**What the task requires**
Drop the pictures, then extract the listing word for word.

**Dataset records**

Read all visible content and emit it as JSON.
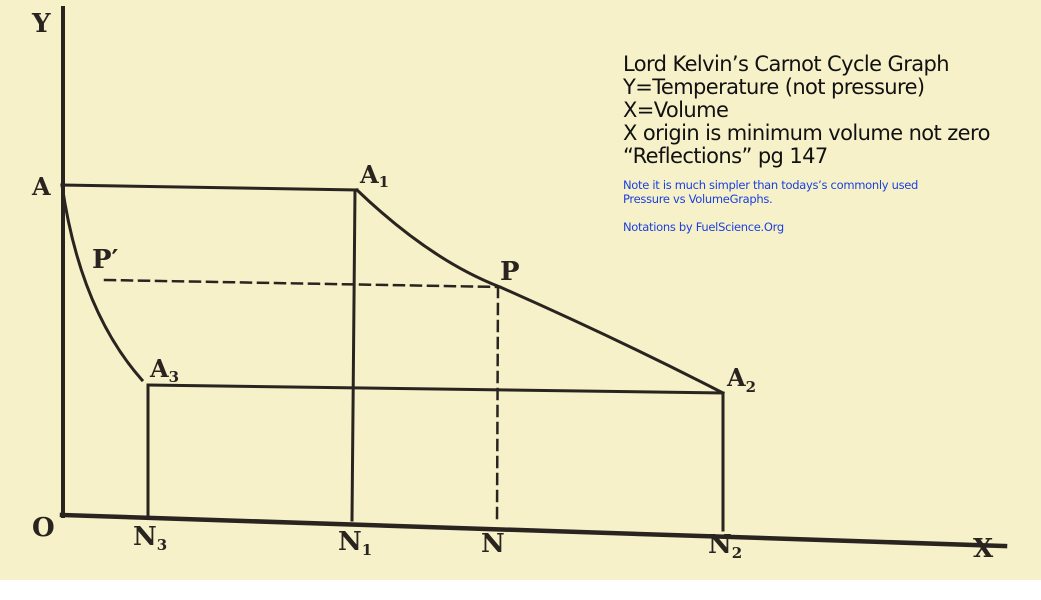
{
  "diagram": {
    "axis_labels": {
      "y": "Y",
      "x": "X",
      "origin": "O"
    },
    "points": {
      "A": "A",
      "A1": {
        "main": "A",
        "sub": "1"
      },
      "A2": {
        "main": "A",
        "sub": "2"
      },
      "A3": {
        "main": "A",
        "sub": "3"
      },
      "P": "P",
      "P_prime": "P′",
      "N": "N",
      "N1": {
        "main": "N",
        "sub": "1"
      },
      "N2": {
        "main": "N",
        "sub": "2"
      },
      "N3": {
        "main": "N",
        "sub": "3"
      }
    },
    "colors": {
      "paper": "#f6f1c9",
      "ink": "#2a2420",
      "note_blue": "#1a3fe0"
    }
  },
  "notes": {
    "lines": [
      "Lord Kelvin’s Carnot Cycle Graph",
      "Y=Temperature (not pressure)",
      "X=Volume",
      "X origin is minimum volume not zero",
      "“Reflections” pg 147"
    ],
    "note": [
      "Note it is much simpler than todays’s commonly used",
      "Pressure vs VolumeGraphs."
    ],
    "credit": "Notations by FuelScience.Org"
  }
}
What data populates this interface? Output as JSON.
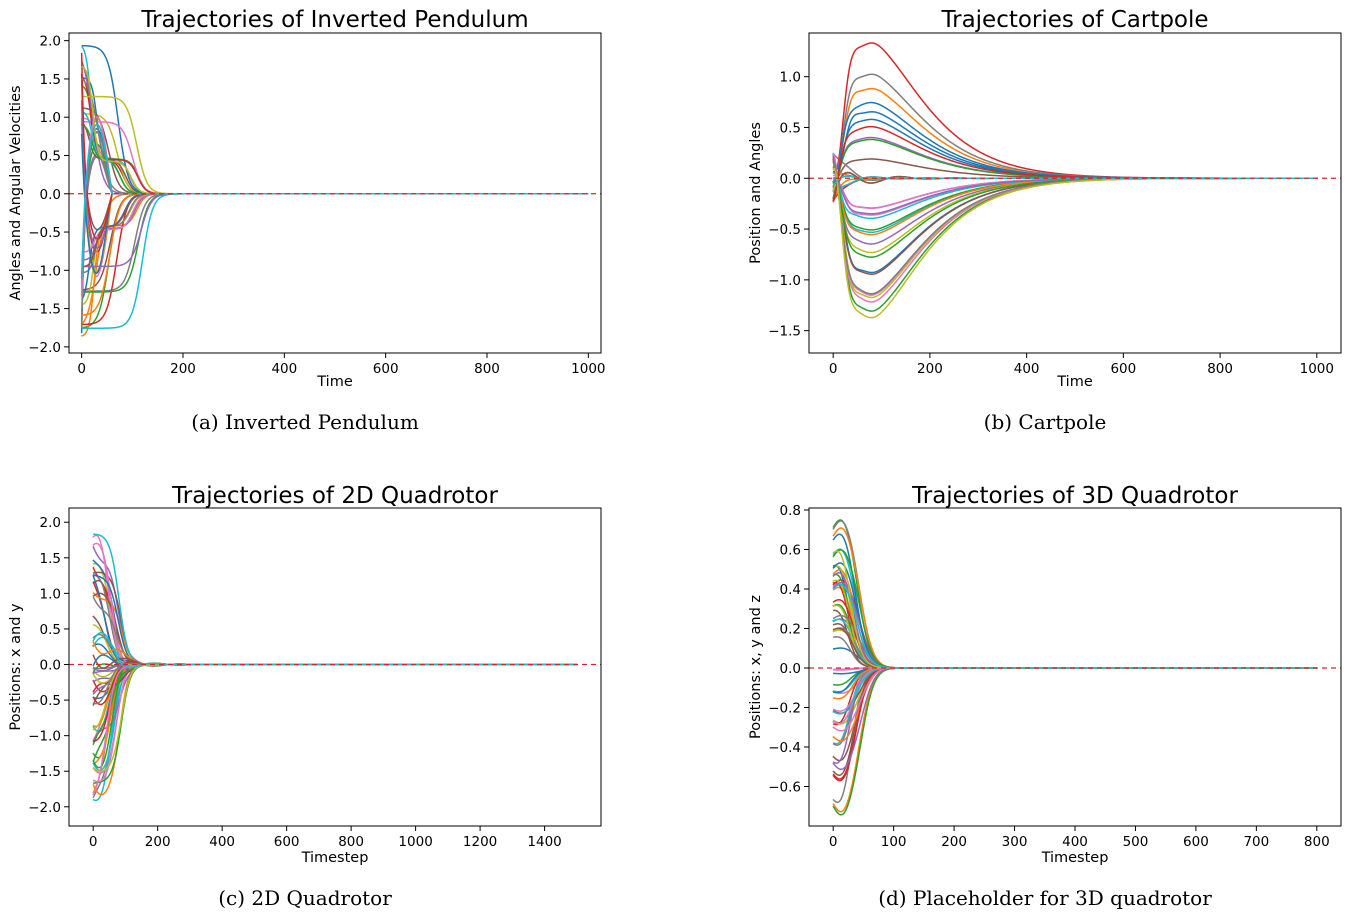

**Answer to the problem**
Read all visible content and emit it as JSON.
{
  "diagram": {
    "axis_labels": {
      "y": "Y",
      "x": "X",
      "origin": "O"
    },
    "points": {
      "A": "A",
      "A1": {
        "main": "A",
        "sub": "1"
      },
      "A2": {
        "main": "A",
        "sub": "2"
      },
      "A3": {
        "main": "A",
        "sub": "3"
      },
      "P": "P",
      "P_prime": "P′",
      "N": "N",
      "N1": {
        "main": "N",
        "sub": "1"
      },
      "N2": {
        "main": "N",
        "sub": "2"
      },
      "N3": {
        "main": "N",
        "sub": "3"
      }
    },
    "colors": {
      "paper": "#f6f1c9",
      "ink": "#2a2420",
      "note_blue": "#1a3fe0"
    }
  },
  "notes": {
    "lines": [
      "Lord Kelvin’s Carnot Cycle Graph",
      "Y=Temperature (not pressure)",
      "X=Volume",
      "X origin is minimum volume not zero",
      "“Reflections” pg 147"
    ],
    "note": [
      "Note it is much simpler than todays’s commonly used",
      "Pressure vs VolumeGraphs."
    ],
    "credit": "Notations by FuelScience.Org"
  }
}
What data populates this interface? Output as JSON.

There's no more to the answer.